- Task to carry out -
Retype the material below. Keep every word exactly as it is.
# # # # # # #
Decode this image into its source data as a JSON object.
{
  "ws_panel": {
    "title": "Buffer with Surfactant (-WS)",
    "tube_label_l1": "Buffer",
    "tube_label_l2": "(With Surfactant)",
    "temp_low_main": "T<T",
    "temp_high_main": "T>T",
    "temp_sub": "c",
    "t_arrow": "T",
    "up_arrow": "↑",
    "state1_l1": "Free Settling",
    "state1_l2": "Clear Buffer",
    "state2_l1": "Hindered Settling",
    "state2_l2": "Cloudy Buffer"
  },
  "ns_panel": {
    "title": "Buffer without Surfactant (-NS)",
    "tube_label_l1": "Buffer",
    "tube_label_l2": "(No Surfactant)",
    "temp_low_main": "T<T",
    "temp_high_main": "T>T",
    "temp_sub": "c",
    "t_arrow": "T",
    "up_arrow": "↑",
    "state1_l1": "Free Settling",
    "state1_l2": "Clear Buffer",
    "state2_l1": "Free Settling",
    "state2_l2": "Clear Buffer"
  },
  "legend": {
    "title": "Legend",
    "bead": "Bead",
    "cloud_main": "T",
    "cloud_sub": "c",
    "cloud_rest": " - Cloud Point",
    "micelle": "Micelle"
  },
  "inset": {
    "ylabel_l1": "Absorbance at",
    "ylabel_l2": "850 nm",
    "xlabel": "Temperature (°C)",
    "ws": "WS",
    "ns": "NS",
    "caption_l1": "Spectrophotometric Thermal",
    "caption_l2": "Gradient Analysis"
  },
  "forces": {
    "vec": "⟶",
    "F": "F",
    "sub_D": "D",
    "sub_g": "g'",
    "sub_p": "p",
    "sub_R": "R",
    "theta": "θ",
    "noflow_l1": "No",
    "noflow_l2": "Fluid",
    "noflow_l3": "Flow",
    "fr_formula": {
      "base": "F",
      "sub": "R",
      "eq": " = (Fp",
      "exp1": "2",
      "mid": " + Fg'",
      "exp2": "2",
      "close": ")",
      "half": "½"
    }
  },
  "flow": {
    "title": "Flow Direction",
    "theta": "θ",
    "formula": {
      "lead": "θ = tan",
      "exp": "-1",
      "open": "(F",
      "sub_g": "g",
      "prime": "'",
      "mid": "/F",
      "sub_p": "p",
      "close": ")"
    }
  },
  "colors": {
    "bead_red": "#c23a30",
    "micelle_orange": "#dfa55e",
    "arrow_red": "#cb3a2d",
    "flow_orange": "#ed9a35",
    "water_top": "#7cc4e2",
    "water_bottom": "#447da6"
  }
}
# # # # # # #
- Exercise result -
Decode this image into its source data as a JSON object.
{
  "ws_panel": {
    "title": "Buffer with Surfactant (-WS)",
    "tube_label_l1": "Buffer",
    "tube_label_l2": "(With Surfactant)",
    "temp_low_main": "T<T",
    "temp_high_main": "T>T",
    "temp_sub": "c",
    "t_arrow": "T",
    "up_arrow": "↑",
    "state1_l1": "Free Settling",
    "state1_l2": "Clear Buffer",
    "state2_l1": "Hindered Settling",
    "state2_l2": "Cloudy Buffer"
  },
  "ns_panel": {
    "title": "Buffer without Surfactant (-NS)",
    "tube_label_l1": "Buffer",
    "tube_label_l2": "(No Surfactant)",
    "temp_low_main": "T<T",
    "temp_high_main": "T>T",
    "temp_sub": "c",
    "t_arrow": "T",
    "up_arrow": "↑",
    "state1_l1": "Free Settling",
    "state1_l2": "Clear Buffer",
    "state2_l1": "Free Settling",
    "state2_l2": "Clear Buffer"
  },
  "legend": {
    "title": "Legend",
    "bead": "Bead",
    "cloud_main": "T",
    "cloud_sub": "c",
    "cloud_rest": " - Cloud Point",
    "micelle": "Micelle"
  },
  "inset": {
    "ylabel_l1": "Absorbance at",
    "ylabel_l2": "850 nm",
    "xlabel": "Temperature (°C)",
    "ws": "WS",
    "ns": "NS",
    "caption_l1": "Spectrophotometric Thermal",
    "caption_l2": "Gradient Analysis"
  },
  "forces": {
    "vec": "⟶",
    "F": "F",
    "sub_D": "D",
    "sub_g": "g'",
    "sub_p": "p",
    "sub_R": "R",
    "theta": "θ",
    "noflow_l1": "No",
    "noflow_l2": "Fluid",
    "noflow_l3": "Flow",
    "fr_formula": {
      "base": "F",
      "sub": "R",
      "eq": " = (Fp",
      "exp1": "2",
      "mid": " + Fg'",
      "exp2": "2",
      "close": ")",
      "half": "½"
    }
  },
  "flow": {
    "title": "Flow Direction",
    "theta": "θ",
    "formula": {
      "lead": "θ = tan",
      "exp": "-1",
      "open": "(F",
      "sub_g": "g",
      "prime": "'",
      "mid": "/F",
      "sub_p": "p",
      "close": ")"
    }
  },
  "colors": {
    "bead_red": "#c23a30",
    "micelle_orange": "#dfa55e",
    "arrow_red": "#cb3a2d",
    "flow_orange": "#ed9a35",
    "water_top": "#7cc4e2",
    "water_bottom": "#447da6"
  }
}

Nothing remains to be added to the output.